(GIVEN TASK)
Listed below are entries; give the number of lines among them that include "特色全息头疗", and only that number.
---- RECORD EXTRACTS
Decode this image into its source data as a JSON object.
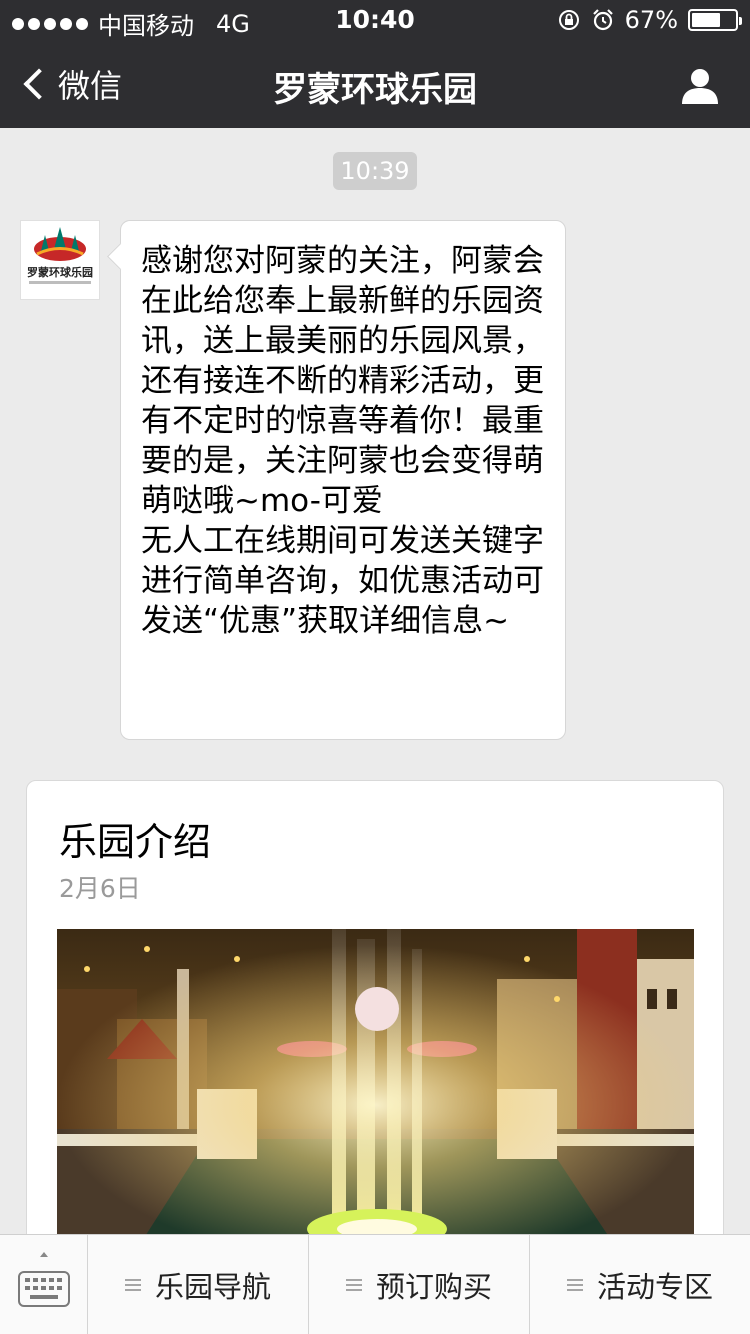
{
  "status_bar": {
    "carrier": "中国移动",
    "network": "4G",
    "time": "10:40",
    "battery": "67%",
    "battery_level": 0.67
  },
  "nav": {
    "back_label": "微信",
    "title": "罗蒙环球乐园",
    "profile_icon": "user-icon"
  },
  "chat": {
    "timestamp": "10:39",
    "avatar_logo_text": "罗蒙环球乐园",
    "message": "感谢您对阿蒙的关注，阿蒙会在此给您奉上最新鲜的乐园资讯，送上最美丽的乐园风景，还有接连不断的精彩活动，更有不定时的惊喜等着你！最重要的是，关注阿蒙也会变得萌萌哒哦~mo-可爱\n无人工在线期间可发送关键字进行简单咨询，如优惠活动可发送“优惠”获取详细信息~"
  },
  "card": {
    "title": "乐园介绍",
    "date": "2月6日"
  },
  "menu": {
    "keyboard_icon": "keyboard-icon",
    "items": [
      {
        "label": "乐园导航"
      },
      {
        "label": "预订购买"
      },
      {
        "label": "活动专区"
      }
    ]
  },
  "colors": {
    "header_bg": "#2e2e31",
    "chat_bg": "#ebebeb",
    "timestamp_bg": "#cecece"
  }
}
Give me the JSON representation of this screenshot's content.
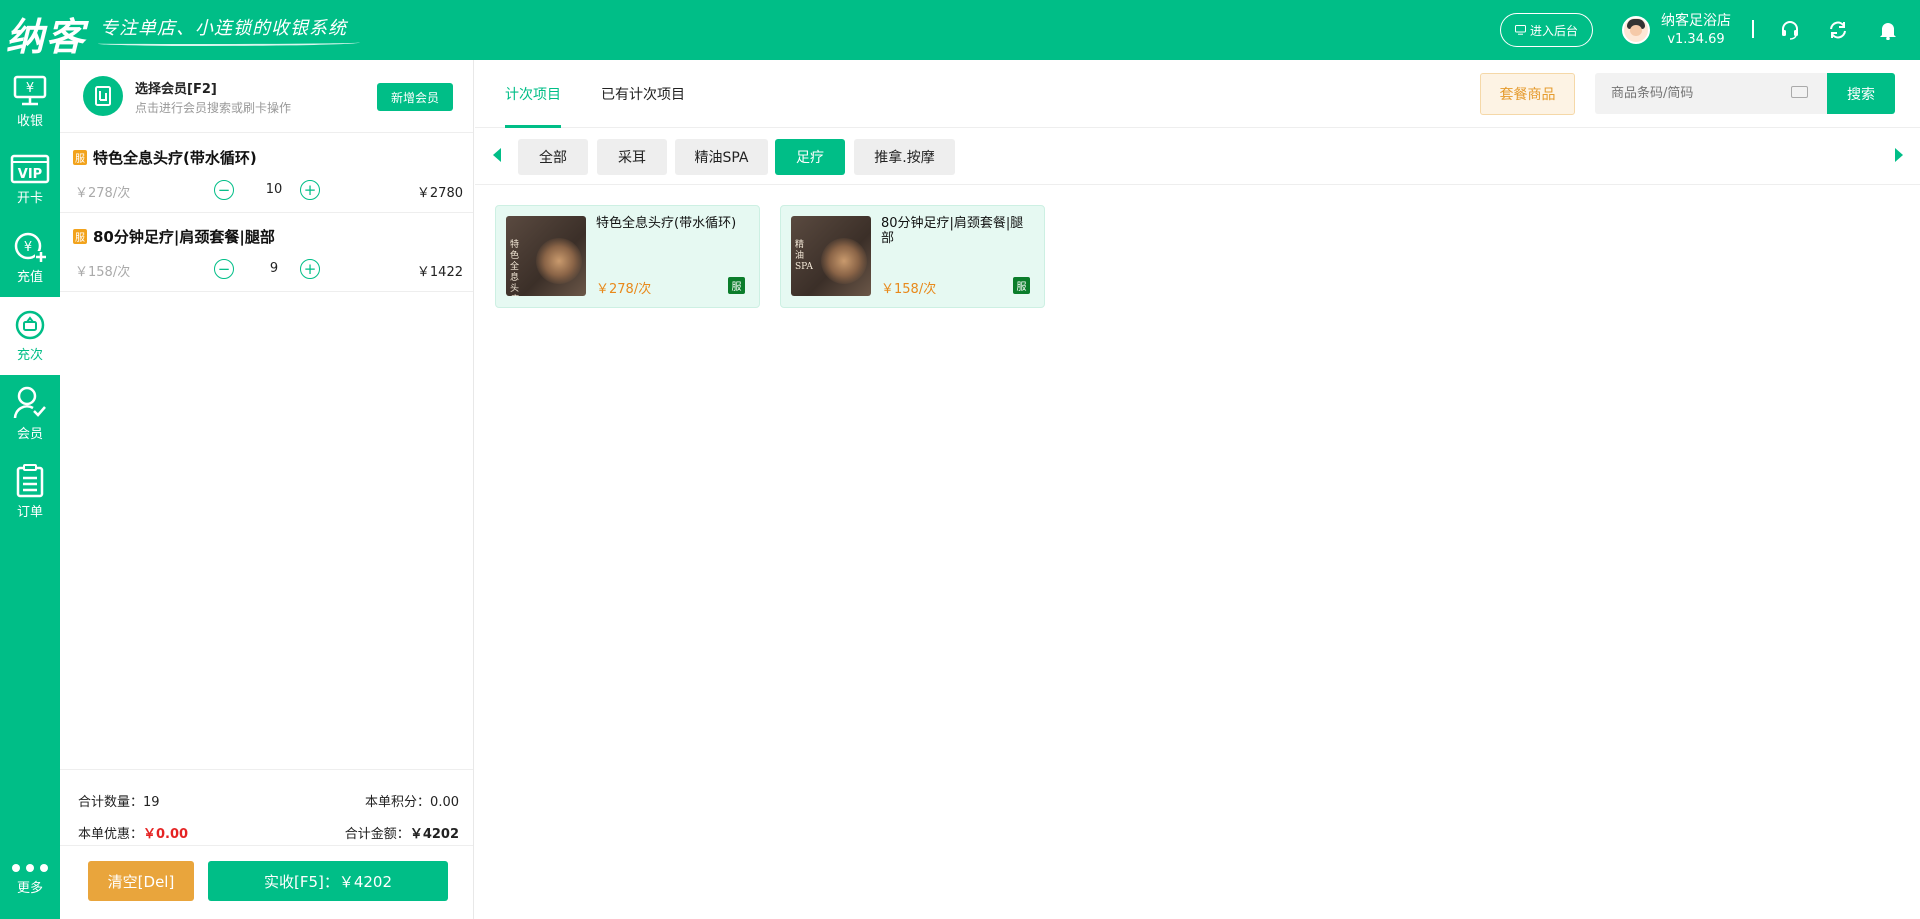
{
  "header": {
    "logo": "纳客",
    "slogan": "专注单店、小连锁的收银系统",
    "backend_button": "进入后台",
    "store_name": "纳客足浴店",
    "version": "v1.34.69",
    "icons": [
      "headset-icon",
      "sync-icon",
      "bell-icon"
    ]
  },
  "nav": {
    "items": [
      {
        "label": "收银",
        "icon": "cashier-icon"
      },
      {
        "label": "开卡",
        "icon": "vip-card-icon"
      },
      {
        "label": "充值",
        "icon": "recharge-icon"
      },
      {
        "label": "充次",
        "icon": "recharge-times-icon"
      },
      {
        "label": "会员",
        "icon": "member-icon"
      },
      {
        "label": "订单",
        "icon": "order-icon"
      }
    ],
    "more_label": "更多",
    "active": "充次"
  },
  "member": {
    "title": "选择会员[F2]",
    "subtitle": "点击进行会员搜索或刷卡操作",
    "new_button": "新增会员"
  },
  "cart": {
    "badge": "服",
    "items": [
      {
        "name": "特色全息头疗(带水循环)",
        "unit_price": "￥278/次",
        "qty": "10",
        "total": "￥2780"
      },
      {
        "name": "80分钟足疗|肩颈套餐|腿部",
        "unit_price": "￥158/次",
        "qty": "9",
        "total": "￥1422"
      }
    ]
  },
  "summary": {
    "total_qty_label": "合计数量：",
    "total_qty": "19",
    "points_label": "本单积分：",
    "points": "0.00",
    "discount_label": "本单优惠：",
    "discount": "￥0.00",
    "amount_label": "合计金额：",
    "amount": "￥4202",
    "clear_button": "清空[Del]",
    "pay_button": "实收[F5]：￥4202"
  },
  "tabs": {
    "items": [
      "计次项目",
      "已有计次项目"
    ],
    "active": "计次项目"
  },
  "toolbar": {
    "package_button": "套餐商品",
    "search_placeholder": "商品条码/简码",
    "search_button": "搜索"
  },
  "categories": {
    "items": [
      "全部",
      "采耳",
      "精油SPA",
      "足疗",
      "推拿.按摩"
    ],
    "active": "足疗"
  },
  "products": [
    {
      "name": "特色全息头疗(带水循环)",
      "price": "￥278/次",
      "badge": "服",
      "image_text": "特色全息头疗"
    },
    {
      "name": "80分钟足疗|肩颈套餐|腿部",
      "price": "￥158/次",
      "badge": "服",
      "image_text": "精油SPA"
    }
  ],
  "colors": {
    "brand": "#00be87",
    "price": "#e8891b",
    "discount": "#e52323",
    "clear_button": "#e9a53c",
    "service_badge": "#0b7d2b"
  }
}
--------
(THE RESPONSE)
3